◆ CHALLENGE
Render the records as a Markdown table with the columns Row and Entry, starting at their first line and ending at the line containing "svg-text:DEFAULT.dat: DEFAULT.dat <box>528", with both of those lines included. Number each row and leave out blank lines.

◆ THE RECORDS
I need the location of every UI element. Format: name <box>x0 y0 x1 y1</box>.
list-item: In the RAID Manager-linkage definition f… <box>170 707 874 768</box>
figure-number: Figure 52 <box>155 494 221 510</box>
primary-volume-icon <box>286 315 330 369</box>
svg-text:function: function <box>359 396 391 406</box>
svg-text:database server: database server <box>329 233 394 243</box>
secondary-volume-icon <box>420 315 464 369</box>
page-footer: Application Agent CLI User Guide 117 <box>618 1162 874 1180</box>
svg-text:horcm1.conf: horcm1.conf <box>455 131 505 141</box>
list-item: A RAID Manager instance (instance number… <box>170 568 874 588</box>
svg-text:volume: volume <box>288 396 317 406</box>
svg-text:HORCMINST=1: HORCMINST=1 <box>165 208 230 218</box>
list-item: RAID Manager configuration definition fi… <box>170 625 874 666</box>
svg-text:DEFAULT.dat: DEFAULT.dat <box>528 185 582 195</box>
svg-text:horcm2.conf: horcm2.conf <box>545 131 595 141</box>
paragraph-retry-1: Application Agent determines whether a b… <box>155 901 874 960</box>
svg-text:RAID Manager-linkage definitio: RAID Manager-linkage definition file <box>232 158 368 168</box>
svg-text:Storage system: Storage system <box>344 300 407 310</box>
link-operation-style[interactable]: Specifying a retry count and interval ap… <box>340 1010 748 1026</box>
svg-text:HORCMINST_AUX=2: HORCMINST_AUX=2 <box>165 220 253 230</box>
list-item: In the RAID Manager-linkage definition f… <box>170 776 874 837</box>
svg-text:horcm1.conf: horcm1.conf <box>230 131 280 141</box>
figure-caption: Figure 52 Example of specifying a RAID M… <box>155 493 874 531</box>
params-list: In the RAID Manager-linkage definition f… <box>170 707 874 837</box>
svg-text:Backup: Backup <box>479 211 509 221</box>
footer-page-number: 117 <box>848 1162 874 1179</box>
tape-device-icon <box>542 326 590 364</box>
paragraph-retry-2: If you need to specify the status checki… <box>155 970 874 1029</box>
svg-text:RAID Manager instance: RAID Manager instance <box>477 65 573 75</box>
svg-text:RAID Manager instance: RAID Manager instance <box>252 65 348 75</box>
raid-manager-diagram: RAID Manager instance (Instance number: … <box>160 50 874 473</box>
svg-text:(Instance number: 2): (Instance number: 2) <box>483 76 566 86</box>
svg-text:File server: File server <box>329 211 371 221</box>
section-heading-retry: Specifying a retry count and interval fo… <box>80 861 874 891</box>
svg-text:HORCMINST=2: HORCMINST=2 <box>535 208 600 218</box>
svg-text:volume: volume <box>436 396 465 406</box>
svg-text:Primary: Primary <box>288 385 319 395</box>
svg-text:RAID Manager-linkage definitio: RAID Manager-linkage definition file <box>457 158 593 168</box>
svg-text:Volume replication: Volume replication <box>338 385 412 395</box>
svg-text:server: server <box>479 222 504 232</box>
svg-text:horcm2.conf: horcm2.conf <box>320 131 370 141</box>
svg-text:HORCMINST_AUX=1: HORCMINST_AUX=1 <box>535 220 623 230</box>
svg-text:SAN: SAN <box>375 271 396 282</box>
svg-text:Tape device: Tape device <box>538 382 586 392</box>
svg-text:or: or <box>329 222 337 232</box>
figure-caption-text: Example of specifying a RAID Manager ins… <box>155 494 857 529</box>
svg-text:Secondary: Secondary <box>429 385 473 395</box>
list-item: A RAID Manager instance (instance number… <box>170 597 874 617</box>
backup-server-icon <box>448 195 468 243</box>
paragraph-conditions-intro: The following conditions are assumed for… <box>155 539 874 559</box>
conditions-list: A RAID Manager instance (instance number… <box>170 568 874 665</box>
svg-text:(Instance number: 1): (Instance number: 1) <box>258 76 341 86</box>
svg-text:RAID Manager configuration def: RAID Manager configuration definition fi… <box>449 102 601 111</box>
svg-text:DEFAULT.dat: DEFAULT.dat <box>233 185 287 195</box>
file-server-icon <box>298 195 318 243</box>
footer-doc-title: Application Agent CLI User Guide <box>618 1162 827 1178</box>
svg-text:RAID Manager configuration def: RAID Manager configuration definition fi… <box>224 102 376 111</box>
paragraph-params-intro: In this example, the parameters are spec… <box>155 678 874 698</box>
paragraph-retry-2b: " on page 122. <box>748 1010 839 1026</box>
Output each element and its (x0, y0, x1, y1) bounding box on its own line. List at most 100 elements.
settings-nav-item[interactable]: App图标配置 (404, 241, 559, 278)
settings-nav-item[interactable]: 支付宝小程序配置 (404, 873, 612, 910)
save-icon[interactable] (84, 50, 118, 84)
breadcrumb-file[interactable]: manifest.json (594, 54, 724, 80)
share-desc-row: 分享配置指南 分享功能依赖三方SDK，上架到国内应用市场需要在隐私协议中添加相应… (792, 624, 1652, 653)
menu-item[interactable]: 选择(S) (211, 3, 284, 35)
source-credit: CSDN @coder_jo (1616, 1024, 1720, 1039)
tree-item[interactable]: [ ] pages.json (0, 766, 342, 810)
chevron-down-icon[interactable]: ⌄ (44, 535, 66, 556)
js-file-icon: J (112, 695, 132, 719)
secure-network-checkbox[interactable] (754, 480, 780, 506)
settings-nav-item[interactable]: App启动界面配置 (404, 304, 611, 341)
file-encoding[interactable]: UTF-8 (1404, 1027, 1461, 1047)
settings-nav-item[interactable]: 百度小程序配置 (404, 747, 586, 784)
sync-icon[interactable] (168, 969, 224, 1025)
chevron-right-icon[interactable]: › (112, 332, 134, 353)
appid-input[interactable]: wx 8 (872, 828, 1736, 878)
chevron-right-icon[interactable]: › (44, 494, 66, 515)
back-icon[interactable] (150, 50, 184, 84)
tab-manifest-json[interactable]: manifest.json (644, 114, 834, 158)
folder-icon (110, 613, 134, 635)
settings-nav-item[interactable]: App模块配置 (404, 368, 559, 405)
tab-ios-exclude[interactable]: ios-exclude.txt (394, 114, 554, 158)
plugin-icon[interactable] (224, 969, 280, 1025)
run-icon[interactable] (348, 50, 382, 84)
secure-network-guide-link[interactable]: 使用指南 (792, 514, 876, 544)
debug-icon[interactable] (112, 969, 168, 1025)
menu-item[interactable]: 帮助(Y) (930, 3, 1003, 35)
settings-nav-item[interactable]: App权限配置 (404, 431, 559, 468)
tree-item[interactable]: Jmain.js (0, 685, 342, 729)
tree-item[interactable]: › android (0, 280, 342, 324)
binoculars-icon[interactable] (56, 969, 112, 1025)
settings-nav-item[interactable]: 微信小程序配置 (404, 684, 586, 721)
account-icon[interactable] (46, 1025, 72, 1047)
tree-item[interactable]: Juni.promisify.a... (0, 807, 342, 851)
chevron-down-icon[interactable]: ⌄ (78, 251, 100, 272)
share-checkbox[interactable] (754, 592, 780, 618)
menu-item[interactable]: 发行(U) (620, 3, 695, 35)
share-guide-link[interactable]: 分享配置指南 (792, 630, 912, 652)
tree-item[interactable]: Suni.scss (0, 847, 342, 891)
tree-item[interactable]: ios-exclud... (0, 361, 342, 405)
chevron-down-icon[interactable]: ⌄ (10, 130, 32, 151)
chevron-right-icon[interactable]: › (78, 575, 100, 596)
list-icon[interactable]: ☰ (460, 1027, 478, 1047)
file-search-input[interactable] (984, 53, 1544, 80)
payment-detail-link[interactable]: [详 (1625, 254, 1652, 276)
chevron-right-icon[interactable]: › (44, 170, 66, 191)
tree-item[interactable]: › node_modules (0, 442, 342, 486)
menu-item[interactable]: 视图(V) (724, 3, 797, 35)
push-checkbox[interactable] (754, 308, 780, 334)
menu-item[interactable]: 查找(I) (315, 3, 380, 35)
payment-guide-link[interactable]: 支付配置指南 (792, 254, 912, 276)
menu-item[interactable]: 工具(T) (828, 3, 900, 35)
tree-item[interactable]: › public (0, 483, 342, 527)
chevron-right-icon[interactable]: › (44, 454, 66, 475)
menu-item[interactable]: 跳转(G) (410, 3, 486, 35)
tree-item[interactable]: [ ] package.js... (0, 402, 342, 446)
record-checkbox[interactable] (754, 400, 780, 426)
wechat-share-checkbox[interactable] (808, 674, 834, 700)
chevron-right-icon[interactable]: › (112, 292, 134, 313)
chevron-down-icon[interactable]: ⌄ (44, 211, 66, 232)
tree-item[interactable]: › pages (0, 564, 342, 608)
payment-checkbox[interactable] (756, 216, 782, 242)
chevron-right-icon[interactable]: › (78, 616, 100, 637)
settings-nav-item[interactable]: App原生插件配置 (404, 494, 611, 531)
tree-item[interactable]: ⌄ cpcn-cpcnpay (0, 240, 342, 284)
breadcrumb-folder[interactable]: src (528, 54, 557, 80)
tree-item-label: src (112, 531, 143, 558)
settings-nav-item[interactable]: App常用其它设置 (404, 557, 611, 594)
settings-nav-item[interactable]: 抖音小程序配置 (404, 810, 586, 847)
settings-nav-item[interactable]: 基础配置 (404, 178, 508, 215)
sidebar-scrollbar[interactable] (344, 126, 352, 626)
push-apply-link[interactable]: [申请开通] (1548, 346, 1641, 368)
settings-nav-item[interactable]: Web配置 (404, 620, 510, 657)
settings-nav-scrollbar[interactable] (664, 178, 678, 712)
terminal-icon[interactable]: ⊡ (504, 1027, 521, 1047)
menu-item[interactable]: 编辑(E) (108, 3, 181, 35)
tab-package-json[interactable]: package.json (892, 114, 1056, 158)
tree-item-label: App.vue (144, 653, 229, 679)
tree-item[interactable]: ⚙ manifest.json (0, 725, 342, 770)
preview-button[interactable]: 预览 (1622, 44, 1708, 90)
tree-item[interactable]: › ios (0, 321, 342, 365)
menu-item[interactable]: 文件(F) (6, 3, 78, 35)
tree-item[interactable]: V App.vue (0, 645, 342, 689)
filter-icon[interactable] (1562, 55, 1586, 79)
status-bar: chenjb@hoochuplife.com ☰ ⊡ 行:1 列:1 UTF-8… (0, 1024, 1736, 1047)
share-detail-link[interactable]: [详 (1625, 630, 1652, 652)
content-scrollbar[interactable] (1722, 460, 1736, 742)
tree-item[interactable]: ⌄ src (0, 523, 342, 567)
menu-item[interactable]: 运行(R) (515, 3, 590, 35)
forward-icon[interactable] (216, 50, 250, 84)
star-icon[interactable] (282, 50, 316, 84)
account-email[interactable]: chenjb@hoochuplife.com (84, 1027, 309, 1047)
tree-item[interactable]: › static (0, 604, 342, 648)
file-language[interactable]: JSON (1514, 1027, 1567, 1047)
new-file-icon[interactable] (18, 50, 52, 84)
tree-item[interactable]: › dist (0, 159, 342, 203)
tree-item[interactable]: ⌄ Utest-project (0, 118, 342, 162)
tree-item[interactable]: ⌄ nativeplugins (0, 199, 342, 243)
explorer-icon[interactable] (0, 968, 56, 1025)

◆ EXERCISE ANSWER
| Row | Entry |
|---|---|
| 1 | I need the location of every UI element. Format: name <box>x0 y0 x1 y1</box>. |
| 2 | list-item: In the RAID Manager-linkage definition f… <box>170 707 874 768</box> |
| 3 | figure-number: Figure 52 <box>155 494 221 510</box> |
| 4 | primary-volume-icon <box>286 315 330 369</box> |
| 5 | svg-text:function: function <box>359 396 391 406</box> |
| 6 | svg-text:database server: database server <box>329 233 394 243</box> |
| 7 | secondary-volume-icon <box>420 315 464 369</box> |
| 8 | page-footer: Application Agent CLI User Guide 117 <box>618 1162 874 1180</box> |
| 9 | svg-text:horcm1.conf: horcm1.conf <box>455 131 505 141</box> |
| 10 | list-item: A RAID Manager instance (instance number… <box>170 568 874 588</box> |
| 11 | svg-text:volume: volume <box>288 396 317 406</box> |
| 12 | svg-text:HORCMINST=1: HORCMINST=1 <box>165 208 230 218</box> |
| 13 | list-item: RAID Manager configuration definition fi… <box>170 625 874 666</box> |
| 14 | svg-text:DEFAULT.dat: DEFAULT.dat <box>528 185 582 195</box> |